◆ EXERCISE OBJECTIVE ◆
Comb through the entries for "away" and pull out each line that holds it.
Start of ROWS
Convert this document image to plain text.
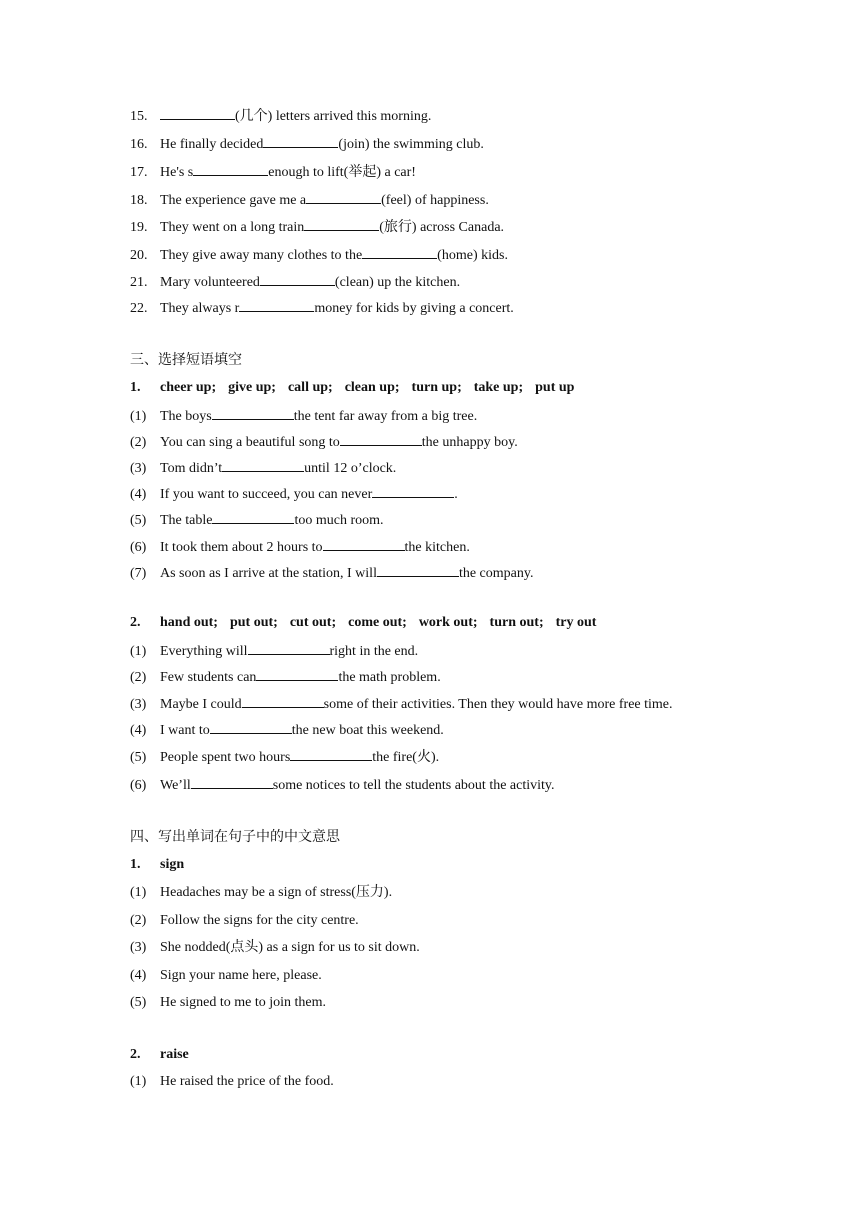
15.	(几个) letters arrived this morning.
16. He finally decided	(join) the swimming club.
17. He's s	enough to lift(举起) a car!
18. The experience gave me a	(feel) of happiness.
19. They went on a long train	(旅行) across Canada.
20. They give away many clothes to the	(home) kids.
21. Mary volunteered	(clean) up the kitchen.
22. They always r	money for kids by giving a concert.
三、选择短语填空
1. cheer up; give up; call up; clean up; turn up; take up; put up
(1) The boys	the tent far away from a big tree.
(2) You can sing a beautiful song to	the unhappy boy.
(3) Tom didn’t	until 12 o’clock.
(4) If you want to succeed, you can never	.
(5) The table	too much room.
(6) It took them about 2 hours to	the kitchen.
(7) As soon as I arrive at the station, I will	the company.
2. hand out; put out; cut out; come out; work out; turn out; try out
(1) Everything will	right in the end.
(2) Few students can	the math problem.
(3) Maybe I could	some of their activities. Then they would have more free time.
(4) I want to	the new boat this weekend.
(5) People spent two hours	the fire(火).
(6) We’ll	some notices to tell the students about the activity.
四、写出单词在句子中的中文意思
1. sign
(1) Headaches may be a sign of stress(压力).
(2) Follow the signs for the city centre.
(3) She nodded(点头) as a sign for us to sit down.
(4) Sign your name here, please.
(5) He signed to me to join them.
2. raise
(1) He raised the price of the food.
End of ROWS
◆ RESPONSE BELOW ◆
20. They give away many clothes to the	(home) kids.
(1) The boys	the tent far away from a big tree.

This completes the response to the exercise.